##### DATA SUPPLIED

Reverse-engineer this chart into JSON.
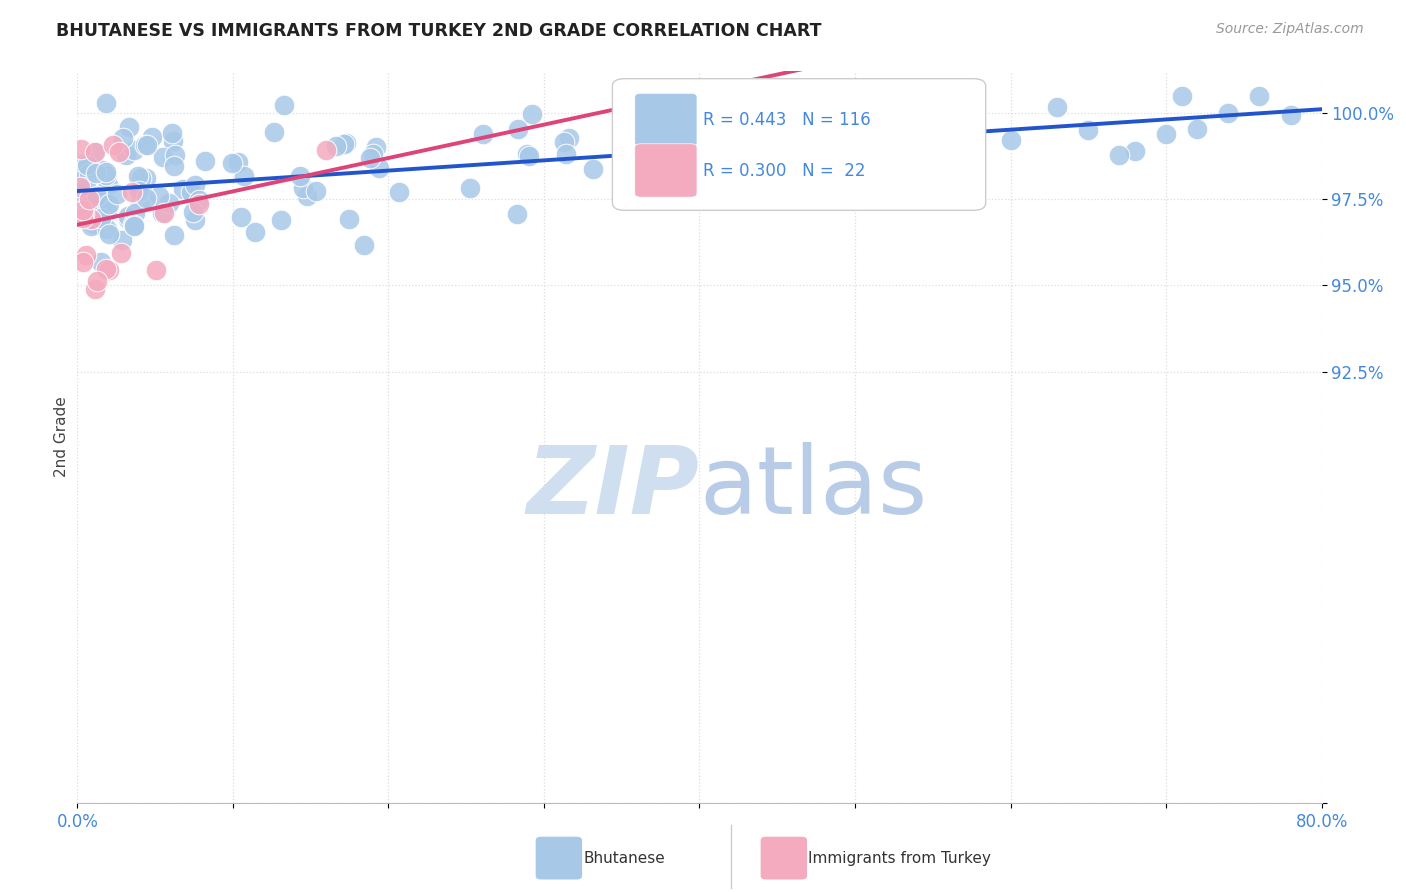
{
  "title": "BHUTANESE VS IMMIGRANTS FROM TURKEY 2ND GRADE CORRELATION CHART",
  "source": "Source: ZipAtlas.com",
  "ylabel": "2nd Grade",
  "xlim": [
    0.0,
    80.0
  ],
  "ylim": [
    80.0,
    101.2
  ],
  "ytick_values": [
    80.0,
    92.5,
    95.0,
    97.5,
    100.0
  ],
  "ytick_labels": [
    "",
    "92.5%",
    "95.0%",
    "97.5%",
    "100.0%"
  ],
  "xtick_values": [
    0,
    10,
    20,
    30,
    40,
    50,
    60,
    70,
    80
  ],
  "xtick_labels": [
    "0.0%",
    "",
    "",
    "",
    "",
    "",
    "",
    "",
    "80.0%"
  ],
  "legend_r_blue": "R = 0.443",
  "legend_n_blue": "N = 116",
  "legend_r_pink": "R = 0.300",
  "legend_n_pink": "N =  22",
  "blue_color": "#a8c8e8",
  "pink_color": "#f4aabf",
  "trendline_blue": "#2255cc",
  "trendline_pink": "#dd4477",
  "watermark_zip": "ZIP",
  "watermark_atlas": "atlas",
  "watermark_color": "#d0dff0",
  "background_color": "#ffffff",
  "grid_color": "#dddddd",
  "ytick_color": "#4488dd",
  "xtick_color": "#4488dd",
  "title_color": "#222222",
  "source_color": "#999999",
  "ylabel_color": "#444444"
}
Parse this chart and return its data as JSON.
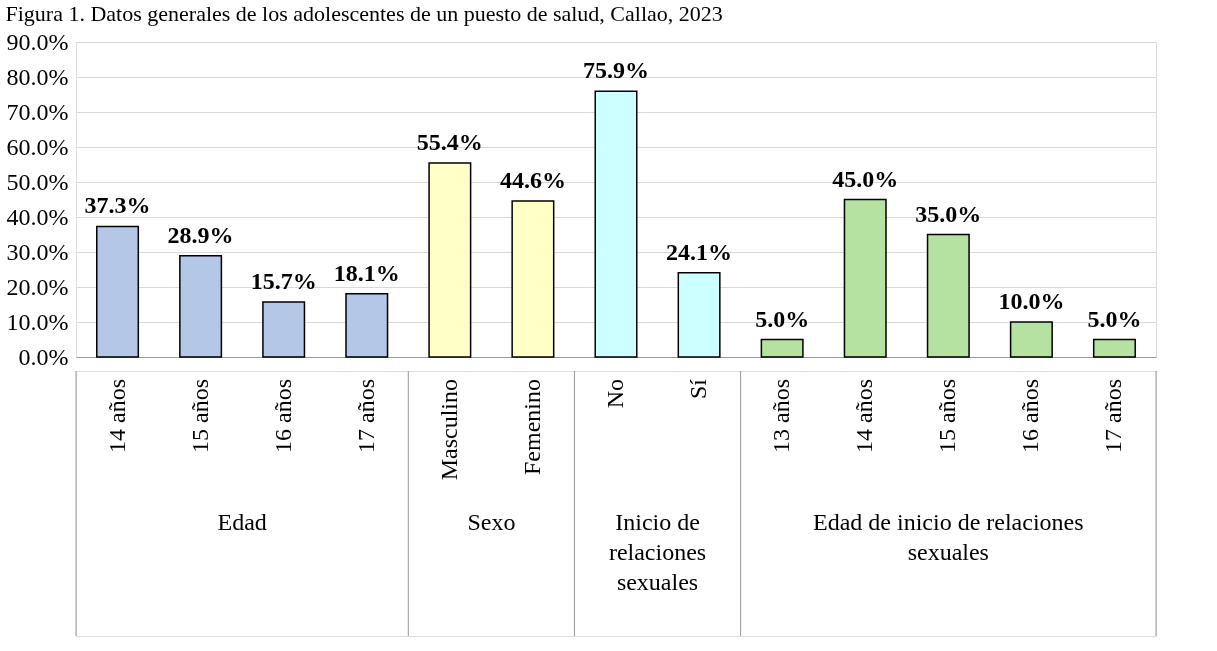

##########

**PROBLEM DETAILS**
Show, from the material above, each line that includes the string "this".

**CORRECT OUTPUT**
Reverse-engineer this chart into JSON.
Parse this chart and return its data as JSON.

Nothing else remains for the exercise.